What the exercise asks: Leave out the pictures and repeat the rest of the material exactly.

Data extract:
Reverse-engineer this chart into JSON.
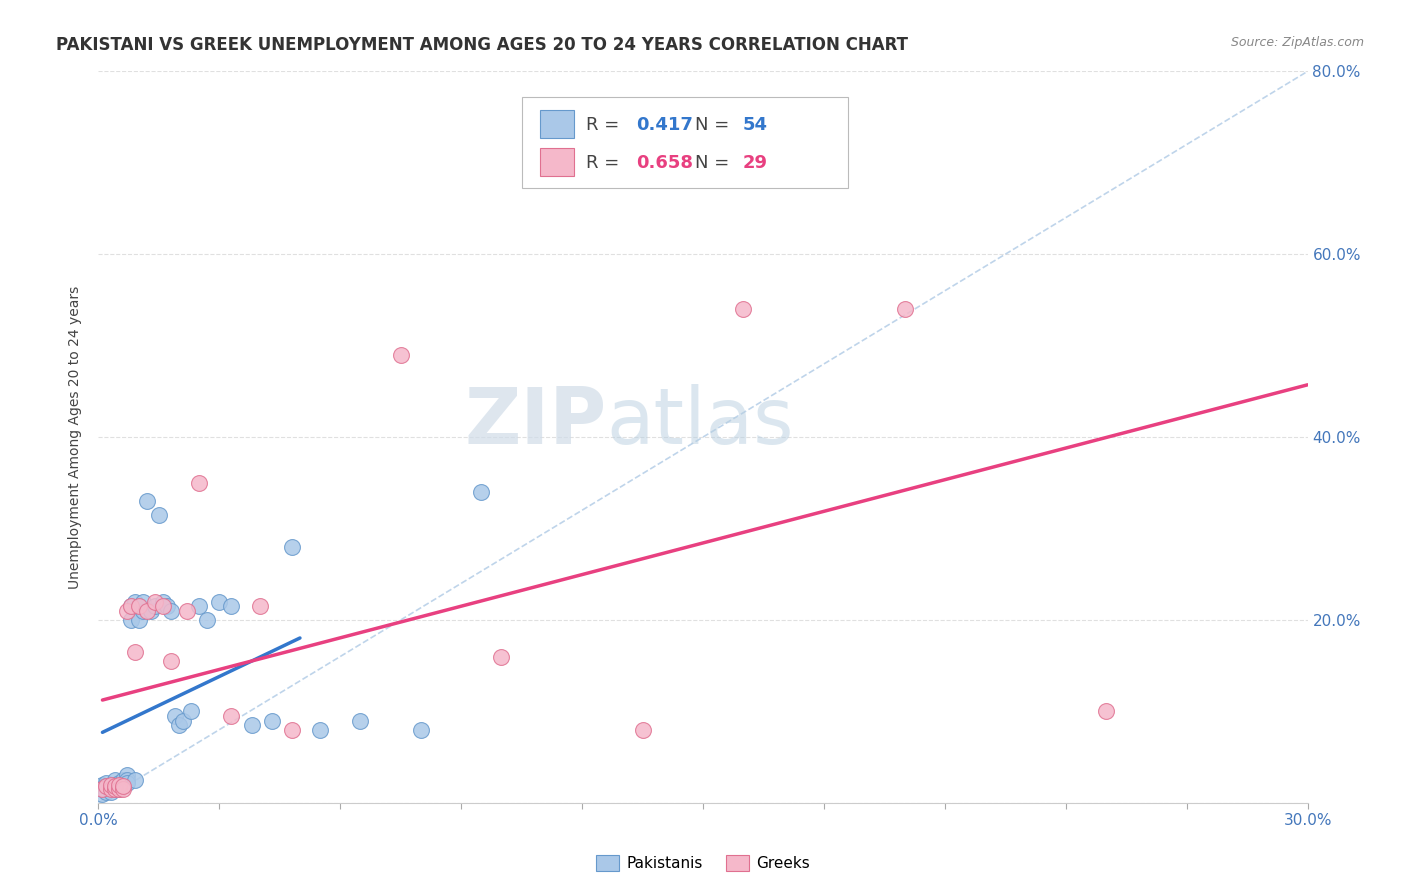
{
  "title": "PAKISTANI VS GREEK UNEMPLOYMENT AMONG AGES 20 TO 24 YEARS CORRELATION CHART",
  "source": "Source: ZipAtlas.com",
  "ylabel": "Unemployment Among Ages 20 to 24 years",
  "xlim": [
    0.0,
    0.3
  ],
  "ylim": [
    0.0,
    0.8
  ],
  "xticks": [
    0.0,
    0.03,
    0.06,
    0.09,
    0.12,
    0.15,
    0.18,
    0.21,
    0.24,
    0.27,
    0.3
  ],
  "yticks": [
    0.0,
    0.2,
    0.4,
    0.6,
    0.8
  ],
  "yticklabels_right": [
    "",
    "20.0%",
    "40.0%",
    "60.0%",
    "80.0%"
  ],
  "pakistani_R": 0.417,
  "pakistani_N": 54,
  "greek_R": 0.658,
  "greek_N": 29,
  "pakistani_color": "#aac8e8",
  "pakistani_edge_color": "#6699cc",
  "greek_color": "#f5b8ca",
  "greek_edge_color": "#e07090",
  "pakistani_trend_color": "#3377cc",
  "greek_trend_color": "#e84080",
  "diagonal_color": "#b8d0e8",
  "background_color": "#ffffff",
  "grid_color": "#e0e0e0",
  "pakistani_x": [
    0.001,
    0.001,
    0.001,
    0.002,
    0.002,
    0.002,
    0.002,
    0.003,
    0.003,
    0.003,
    0.003,
    0.004,
    0.004,
    0.004,
    0.005,
    0.005,
    0.005,
    0.005,
    0.006,
    0.006,
    0.006,
    0.007,
    0.007,
    0.007,
    0.008,
    0.008,
    0.009,
    0.009,
    0.01,
    0.01,
    0.011,
    0.011,
    0.012,
    0.013,
    0.014,
    0.015,
    0.016,
    0.017,
    0.018,
    0.019,
    0.02,
    0.021,
    0.023,
    0.025,
    0.027,
    0.03,
    0.033,
    0.038,
    0.043,
    0.048,
    0.055,
    0.065,
    0.08,
    0.095
  ],
  "pakistani_y": [
    0.02,
    0.015,
    0.01,
    0.022,
    0.018,
    0.015,
    0.012,
    0.02,
    0.018,
    0.015,
    0.012,
    0.025,
    0.02,
    0.015,
    0.022,
    0.02,
    0.018,
    0.015,
    0.025,
    0.02,
    0.018,
    0.03,
    0.025,
    0.022,
    0.2,
    0.215,
    0.22,
    0.025,
    0.215,
    0.2,
    0.21,
    0.22,
    0.33,
    0.21,
    0.215,
    0.315,
    0.22,
    0.215,
    0.21,
    0.095,
    0.085,
    0.09,
    0.1,
    0.215,
    0.2,
    0.22,
    0.215,
    0.085,
    0.09,
    0.28,
    0.08,
    0.09,
    0.08,
    0.34
  ],
  "greek_x": [
    0.001,
    0.002,
    0.003,
    0.003,
    0.004,
    0.004,
    0.005,
    0.005,
    0.006,
    0.006,
    0.007,
    0.008,
    0.009,
    0.01,
    0.012,
    0.014,
    0.016,
    0.018,
    0.022,
    0.025,
    0.033,
    0.04,
    0.048,
    0.075,
    0.1,
    0.135,
    0.16,
    0.2,
    0.25
  ],
  "greek_y": [
    0.015,
    0.018,
    0.015,
    0.02,
    0.015,
    0.018,
    0.015,
    0.02,
    0.015,
    0.018,
    0.21,
    0.215,
    0.165,
    0.215,
    0.21,
    0.22,
    0.215,
    0.155,
    0.21,
    0.35,
    0.095,
    0.215,
    0.08,
    0.49,
    0.16,
    0.08,
    0.54,
    0.54,
    0.1
  ],
  "pak_trend_xrange": [
    0.001,
    0.05
  ],
  "grk_trend_xrange": [
    0.001,
    0.3
  ],
  "watermark_zip": "ZIP",
  "watermark_atlas": "atlas",
  "title_fontsize": 12,
  "label_fontsize": 10,
  "tick_fontsize": 11,
  "legend_fontsize": 13
}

Complete response:
Reverse-engineer this chart into JSON.
{
  "title": "PAKISTANI VS GREEK UNEMPLOYMENT AMONG AGES 20 TO 24 YEARS CORRELATION CHART",
  "source": "Source: ZipAtlas.com",
  "ylabel": "Unemployment Among Ages 20 to 24 years",
  "xlim": [
    0.0,
    0.3
  ],
  "ylim": [
    0.0,
    0.8
  ],
  "xticks": [
    0.0,
    0.03,
    0.06,
    0.09,
    0.12,
    0.15,
    0.18,
    0.21,
    0.24,
    0.27,
    0.3
  ],
  "yticks": [
    0.0,
    0.2,
    0.4,
    0.6,
    0.8
  ],
  "yticklabels_right": [
    "",
    "20.0%",
    "40.0%",
    "60.0%",
    "80.0%"
  ],
  "pakistani_R": 0.417,
  "pakistani_N": 54,
  "greek_R": 0.658,
  "greek_N": 29,
  "pakistani_color": "#aac8e8",
  "pakistani_edge_color": "#6699cc",
  "greek_color": "#f5b8ca",
  "greek_edge_color": "#e07090",
  "pakistani_trend_color": "#3377cc",
  "greek_trend_color": "#e84080",
  "diagonal_color": "#b8d0e8",
  "background_color": "#ffffff",
  "grid_color": "#e0e0e0",
  "pakistani_x": [
    0.001,
    0.001,
    0.001,
    0.002,
    0.002,
    0.002,
    0.002,
    0.003,
    0.003,
    0.003,
    0.003,
    0.004,
    0.004,
    0.004,
    0.005,
    0.005,
    0.005,
    0.005,
    0.006,
    0.006,
    0.006,
    0.007,
    0.007,
    0.007,
    0.008,
    0.008,
    0.009,
    0.009,
    0.01,
    0.01,
    0.011,
    0.011,
    0.012,
    0.013,
    0.014,
    0.015,
    0.016,
    0.017,
    0.018,
    0.019,
    0.02,
    0.021,
    0.023,
    0.025,
    0.027,
    0.03,
    0.033,
    0.038,
    0.043,
    0.048,
    0.055,
    0.065,
    0.08,
    0.095
  ],
  "pakistani_y": [
    0.02,
    0.015,
    0.01,
    0.022,
    0.018,
    0.015,
    0.012,
    0.02,
    0.018,
    0.015,
    0.012,
    0.025,
    0.02,
    0.015,
    0.022,
    0.02,
    0.018,
    0.015,
    0.025,
    0.02,
    0.018,
    0.03,
    0.025,
    0.022,
    0.2,
    0.215,
    0.22,
    0.025,
    0.215,
    0.2,
    0.21,
    0.22,
    0.33,
    0.21,
    0.215,
    0.315,
    0.22,
    0.215,
    0.21,
    0.095,
    0.085,
    0.09,
    0.1,
    0.215,
    0.2,
    0.22,
    0.215,
    0.085,
    0.09,
    0.28,
    0.08,
    0.09,
    0.08,
    0.34
  ],
  "greek_x": [
    0.001,
    0.002,
    0.003,
    0.003,
    0.004,
    0.004,
    0.005,
    0.005,
    0.006,
    0.006,
    0.007,
    0.008,
    0.009,
    0.01,
    0.012,
    0.014,
    0.016,
    0.018,
    0.022,
    0.025,
    0.033,
    0.04,
    0.048,
    0.075,
    0.1,
    0.135,
    0.16,
    0.2,
    0.25
  ],
  "greek_y": [
    0.015,
    0.018,
    0.015,
    0.02,
    0.015,
    0.018,
    0.015,
    0.02,
    0.015,
    0.018,
    0.21,
    0.215,
    0.165,
    0.215,
    0.21,
    0.22,
    0.215,
    0.155,
    0.21,
    0.35,
    0.095,
    0.215,
    0.08,
    0.49,
    0.16,
    0.08,
    0.54,
    0.54,
    0.1
  ],
  "pak_trend_xrange": [
    0.001,
    0.05
  ],
  "grk_trend_xrange": [
    0.001,
    0.3
  ],
  "watermark_zip": "ZIP",
  "watermark_atlas": "atlas",
  "title_fontsize": 12,
  "label_fontsize": 10,
  "tick_fontsize": 11,
  "legend_fontsize": 13
}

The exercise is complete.